- [Brief]:
Wherever the word "Seafloor" appears in the entries, copy the whole line.

================

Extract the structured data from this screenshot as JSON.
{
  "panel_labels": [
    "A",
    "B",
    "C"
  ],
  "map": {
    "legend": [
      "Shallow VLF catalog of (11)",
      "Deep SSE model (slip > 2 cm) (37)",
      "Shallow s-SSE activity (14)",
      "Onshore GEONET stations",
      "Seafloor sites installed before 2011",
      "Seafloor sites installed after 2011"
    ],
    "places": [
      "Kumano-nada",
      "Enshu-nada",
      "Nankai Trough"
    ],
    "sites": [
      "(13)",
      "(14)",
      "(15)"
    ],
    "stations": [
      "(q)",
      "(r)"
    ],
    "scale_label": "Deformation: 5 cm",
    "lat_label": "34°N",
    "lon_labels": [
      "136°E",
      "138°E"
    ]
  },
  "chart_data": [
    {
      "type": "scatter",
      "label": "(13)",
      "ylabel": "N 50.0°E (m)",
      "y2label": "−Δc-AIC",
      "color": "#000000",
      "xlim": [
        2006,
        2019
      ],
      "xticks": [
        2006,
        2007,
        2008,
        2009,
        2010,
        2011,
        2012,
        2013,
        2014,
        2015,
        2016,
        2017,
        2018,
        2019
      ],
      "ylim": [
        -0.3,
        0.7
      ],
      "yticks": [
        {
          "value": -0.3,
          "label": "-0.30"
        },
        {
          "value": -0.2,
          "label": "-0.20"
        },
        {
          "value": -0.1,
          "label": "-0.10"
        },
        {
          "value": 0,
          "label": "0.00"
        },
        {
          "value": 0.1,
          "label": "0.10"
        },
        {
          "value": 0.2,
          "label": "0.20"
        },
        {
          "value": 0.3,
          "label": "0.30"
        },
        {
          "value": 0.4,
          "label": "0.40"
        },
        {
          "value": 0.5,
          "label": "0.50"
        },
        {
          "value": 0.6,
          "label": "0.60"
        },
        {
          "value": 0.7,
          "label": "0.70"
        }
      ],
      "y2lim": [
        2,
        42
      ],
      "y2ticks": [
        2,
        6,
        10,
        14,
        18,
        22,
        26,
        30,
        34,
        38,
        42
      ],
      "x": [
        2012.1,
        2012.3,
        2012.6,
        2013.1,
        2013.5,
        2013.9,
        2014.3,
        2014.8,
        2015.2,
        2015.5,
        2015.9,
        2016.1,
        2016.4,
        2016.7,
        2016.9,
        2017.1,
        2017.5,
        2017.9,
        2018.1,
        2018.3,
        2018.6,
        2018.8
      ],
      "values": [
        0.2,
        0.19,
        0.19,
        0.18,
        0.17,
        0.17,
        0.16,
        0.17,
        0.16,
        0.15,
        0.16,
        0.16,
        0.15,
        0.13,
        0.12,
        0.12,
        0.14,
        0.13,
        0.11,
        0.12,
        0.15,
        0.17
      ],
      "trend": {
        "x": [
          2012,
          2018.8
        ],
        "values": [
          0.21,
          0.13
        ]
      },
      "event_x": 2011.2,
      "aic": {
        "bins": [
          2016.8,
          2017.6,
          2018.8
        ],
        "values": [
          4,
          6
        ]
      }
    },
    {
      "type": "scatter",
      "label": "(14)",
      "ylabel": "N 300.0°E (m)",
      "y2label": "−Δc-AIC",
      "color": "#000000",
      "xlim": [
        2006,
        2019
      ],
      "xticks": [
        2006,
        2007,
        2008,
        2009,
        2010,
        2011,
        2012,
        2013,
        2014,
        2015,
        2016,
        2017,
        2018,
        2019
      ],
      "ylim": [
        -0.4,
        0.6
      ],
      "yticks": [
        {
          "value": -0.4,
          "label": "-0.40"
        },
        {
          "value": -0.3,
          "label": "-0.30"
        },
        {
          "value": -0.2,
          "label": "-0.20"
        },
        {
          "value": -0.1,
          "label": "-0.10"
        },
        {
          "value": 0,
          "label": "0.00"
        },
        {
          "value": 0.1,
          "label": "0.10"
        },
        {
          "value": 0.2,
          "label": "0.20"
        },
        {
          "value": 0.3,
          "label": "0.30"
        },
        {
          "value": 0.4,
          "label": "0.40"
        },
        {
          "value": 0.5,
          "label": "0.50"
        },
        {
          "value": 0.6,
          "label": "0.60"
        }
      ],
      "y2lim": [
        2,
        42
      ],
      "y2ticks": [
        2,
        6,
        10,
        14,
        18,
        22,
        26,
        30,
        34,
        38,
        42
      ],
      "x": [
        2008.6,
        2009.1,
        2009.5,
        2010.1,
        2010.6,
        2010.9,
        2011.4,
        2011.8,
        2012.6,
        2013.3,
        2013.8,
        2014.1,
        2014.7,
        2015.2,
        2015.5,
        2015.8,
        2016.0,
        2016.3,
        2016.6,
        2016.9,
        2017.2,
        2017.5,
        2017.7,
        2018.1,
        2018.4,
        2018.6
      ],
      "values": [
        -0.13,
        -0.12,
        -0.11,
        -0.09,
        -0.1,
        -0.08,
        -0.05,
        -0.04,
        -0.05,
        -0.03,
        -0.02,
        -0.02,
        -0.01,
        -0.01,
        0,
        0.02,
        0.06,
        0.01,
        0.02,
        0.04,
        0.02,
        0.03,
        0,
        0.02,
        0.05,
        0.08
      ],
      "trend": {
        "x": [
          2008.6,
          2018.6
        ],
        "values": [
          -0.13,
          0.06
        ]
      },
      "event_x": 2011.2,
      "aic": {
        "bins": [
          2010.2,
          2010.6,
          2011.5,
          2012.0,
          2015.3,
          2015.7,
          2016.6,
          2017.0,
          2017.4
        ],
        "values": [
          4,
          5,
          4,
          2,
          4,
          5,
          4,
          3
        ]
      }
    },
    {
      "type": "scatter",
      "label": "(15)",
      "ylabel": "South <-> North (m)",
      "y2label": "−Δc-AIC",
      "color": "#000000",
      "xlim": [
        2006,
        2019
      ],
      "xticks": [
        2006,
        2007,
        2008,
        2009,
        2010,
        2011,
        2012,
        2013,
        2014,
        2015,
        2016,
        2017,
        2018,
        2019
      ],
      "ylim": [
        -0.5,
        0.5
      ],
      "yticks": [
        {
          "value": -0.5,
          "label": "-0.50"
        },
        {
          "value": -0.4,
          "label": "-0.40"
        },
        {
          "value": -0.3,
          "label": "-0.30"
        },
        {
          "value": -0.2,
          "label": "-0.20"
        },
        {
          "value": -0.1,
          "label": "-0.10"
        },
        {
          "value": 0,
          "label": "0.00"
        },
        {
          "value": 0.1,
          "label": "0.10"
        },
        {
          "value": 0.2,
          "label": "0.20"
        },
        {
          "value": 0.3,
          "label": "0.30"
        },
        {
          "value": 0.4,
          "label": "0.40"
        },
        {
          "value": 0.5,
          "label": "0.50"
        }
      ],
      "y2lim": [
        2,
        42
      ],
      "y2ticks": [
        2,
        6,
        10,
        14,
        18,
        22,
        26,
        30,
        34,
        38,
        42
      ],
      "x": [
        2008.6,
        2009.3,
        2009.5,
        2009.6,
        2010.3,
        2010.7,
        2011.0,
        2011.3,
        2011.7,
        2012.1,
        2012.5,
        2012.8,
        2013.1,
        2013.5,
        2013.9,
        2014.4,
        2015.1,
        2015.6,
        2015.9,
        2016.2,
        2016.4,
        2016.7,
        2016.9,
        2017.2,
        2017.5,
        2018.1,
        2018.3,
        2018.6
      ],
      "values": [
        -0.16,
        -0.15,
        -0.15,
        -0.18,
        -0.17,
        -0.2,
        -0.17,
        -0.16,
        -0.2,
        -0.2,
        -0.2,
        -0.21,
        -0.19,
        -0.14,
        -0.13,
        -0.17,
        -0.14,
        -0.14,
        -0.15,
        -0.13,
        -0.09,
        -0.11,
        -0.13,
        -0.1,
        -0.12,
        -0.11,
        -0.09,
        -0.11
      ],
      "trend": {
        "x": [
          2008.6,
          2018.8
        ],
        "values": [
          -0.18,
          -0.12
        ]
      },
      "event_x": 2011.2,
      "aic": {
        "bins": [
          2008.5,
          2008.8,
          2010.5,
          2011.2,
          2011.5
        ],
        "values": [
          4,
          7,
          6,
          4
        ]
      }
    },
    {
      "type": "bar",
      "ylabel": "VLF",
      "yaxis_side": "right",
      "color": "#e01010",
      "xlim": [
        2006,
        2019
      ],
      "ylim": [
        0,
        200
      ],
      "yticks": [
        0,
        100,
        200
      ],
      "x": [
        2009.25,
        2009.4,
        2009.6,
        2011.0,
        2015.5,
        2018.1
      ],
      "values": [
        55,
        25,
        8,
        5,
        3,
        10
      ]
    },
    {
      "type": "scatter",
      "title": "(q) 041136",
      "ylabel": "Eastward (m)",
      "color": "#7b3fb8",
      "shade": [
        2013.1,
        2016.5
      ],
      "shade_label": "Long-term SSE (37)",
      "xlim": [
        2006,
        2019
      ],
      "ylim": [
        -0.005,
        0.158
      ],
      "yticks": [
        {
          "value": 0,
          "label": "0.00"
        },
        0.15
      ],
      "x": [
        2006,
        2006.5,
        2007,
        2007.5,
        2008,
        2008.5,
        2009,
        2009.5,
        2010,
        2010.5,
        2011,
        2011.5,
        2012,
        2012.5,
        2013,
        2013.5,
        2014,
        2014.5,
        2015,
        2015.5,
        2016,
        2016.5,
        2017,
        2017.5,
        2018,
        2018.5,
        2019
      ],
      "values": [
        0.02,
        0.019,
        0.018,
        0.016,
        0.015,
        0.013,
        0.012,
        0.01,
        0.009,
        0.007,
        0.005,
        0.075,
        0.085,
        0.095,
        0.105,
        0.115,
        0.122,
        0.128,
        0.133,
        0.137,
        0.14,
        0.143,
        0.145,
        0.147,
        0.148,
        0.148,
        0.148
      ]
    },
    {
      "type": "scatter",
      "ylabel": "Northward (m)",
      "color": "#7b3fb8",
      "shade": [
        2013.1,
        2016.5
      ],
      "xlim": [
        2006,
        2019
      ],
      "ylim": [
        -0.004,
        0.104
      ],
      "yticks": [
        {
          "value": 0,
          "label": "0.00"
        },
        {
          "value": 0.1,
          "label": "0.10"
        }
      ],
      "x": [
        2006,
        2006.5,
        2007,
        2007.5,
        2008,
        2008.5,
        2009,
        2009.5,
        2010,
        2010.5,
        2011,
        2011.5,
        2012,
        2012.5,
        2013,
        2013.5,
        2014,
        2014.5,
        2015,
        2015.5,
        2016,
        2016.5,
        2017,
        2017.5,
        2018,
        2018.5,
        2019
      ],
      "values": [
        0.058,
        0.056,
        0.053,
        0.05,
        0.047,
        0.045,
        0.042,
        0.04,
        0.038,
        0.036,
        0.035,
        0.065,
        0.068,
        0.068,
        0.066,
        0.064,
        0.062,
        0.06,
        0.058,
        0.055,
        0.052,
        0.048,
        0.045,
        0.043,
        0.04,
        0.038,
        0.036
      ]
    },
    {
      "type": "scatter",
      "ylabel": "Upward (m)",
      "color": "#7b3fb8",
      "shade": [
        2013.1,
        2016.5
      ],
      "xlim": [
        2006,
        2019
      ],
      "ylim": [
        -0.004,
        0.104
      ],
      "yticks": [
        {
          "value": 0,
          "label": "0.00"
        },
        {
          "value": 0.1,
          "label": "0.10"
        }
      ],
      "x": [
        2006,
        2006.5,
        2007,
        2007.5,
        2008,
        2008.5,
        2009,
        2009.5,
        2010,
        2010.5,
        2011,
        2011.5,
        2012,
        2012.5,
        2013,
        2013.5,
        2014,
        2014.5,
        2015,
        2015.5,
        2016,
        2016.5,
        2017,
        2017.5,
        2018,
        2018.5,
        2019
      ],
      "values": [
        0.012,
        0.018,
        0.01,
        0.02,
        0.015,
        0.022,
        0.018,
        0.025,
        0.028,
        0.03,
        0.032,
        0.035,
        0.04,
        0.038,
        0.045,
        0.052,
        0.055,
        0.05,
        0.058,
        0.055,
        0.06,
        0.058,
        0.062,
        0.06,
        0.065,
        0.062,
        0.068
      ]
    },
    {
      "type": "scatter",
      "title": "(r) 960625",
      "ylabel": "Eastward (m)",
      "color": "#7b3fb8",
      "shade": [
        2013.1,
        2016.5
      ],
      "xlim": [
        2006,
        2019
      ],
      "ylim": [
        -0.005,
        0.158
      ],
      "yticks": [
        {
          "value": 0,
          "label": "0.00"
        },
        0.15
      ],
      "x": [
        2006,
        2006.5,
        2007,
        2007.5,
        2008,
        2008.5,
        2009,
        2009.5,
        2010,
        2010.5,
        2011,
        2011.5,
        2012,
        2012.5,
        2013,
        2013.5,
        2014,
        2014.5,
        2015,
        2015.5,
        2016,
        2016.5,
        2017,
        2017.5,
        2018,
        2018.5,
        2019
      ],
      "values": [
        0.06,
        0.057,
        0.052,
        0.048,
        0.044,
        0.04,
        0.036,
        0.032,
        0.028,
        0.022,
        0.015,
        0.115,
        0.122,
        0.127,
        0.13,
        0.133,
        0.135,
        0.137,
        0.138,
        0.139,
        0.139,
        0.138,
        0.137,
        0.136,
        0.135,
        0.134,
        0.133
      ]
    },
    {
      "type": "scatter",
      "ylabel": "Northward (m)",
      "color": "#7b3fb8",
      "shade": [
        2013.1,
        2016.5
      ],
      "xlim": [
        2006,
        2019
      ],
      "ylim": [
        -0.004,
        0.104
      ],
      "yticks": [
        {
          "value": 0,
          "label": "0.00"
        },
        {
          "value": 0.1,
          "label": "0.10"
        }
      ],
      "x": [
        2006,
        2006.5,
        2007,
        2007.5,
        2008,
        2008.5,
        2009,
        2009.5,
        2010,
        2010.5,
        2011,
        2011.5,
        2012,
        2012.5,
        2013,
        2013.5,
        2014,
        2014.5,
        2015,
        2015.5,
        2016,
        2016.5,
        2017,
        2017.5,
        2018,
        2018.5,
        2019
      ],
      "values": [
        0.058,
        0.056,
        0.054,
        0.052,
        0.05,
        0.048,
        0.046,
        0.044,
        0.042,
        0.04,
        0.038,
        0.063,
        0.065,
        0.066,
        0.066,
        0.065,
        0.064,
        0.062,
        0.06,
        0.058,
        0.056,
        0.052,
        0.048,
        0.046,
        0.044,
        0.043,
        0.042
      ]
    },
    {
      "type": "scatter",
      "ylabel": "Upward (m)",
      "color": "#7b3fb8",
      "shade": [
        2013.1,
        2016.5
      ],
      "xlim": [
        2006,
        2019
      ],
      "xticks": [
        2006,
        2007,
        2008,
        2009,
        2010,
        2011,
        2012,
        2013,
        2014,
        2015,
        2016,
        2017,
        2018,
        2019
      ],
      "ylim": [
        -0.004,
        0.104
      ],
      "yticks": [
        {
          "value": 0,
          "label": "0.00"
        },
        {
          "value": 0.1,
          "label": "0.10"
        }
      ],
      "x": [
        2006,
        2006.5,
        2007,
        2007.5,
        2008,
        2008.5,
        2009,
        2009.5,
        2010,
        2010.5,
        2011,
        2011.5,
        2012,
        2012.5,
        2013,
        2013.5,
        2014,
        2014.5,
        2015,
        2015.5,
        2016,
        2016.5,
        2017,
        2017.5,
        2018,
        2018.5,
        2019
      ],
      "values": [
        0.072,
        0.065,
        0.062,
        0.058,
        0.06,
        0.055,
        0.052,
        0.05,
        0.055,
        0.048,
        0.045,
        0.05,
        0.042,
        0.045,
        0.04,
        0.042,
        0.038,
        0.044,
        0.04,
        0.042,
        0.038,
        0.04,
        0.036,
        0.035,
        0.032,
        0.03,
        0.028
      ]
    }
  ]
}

================

- [Solution for this problem]:
      "Seafloor sites installed before 2011",
      "Seafloor sites installed after 2011"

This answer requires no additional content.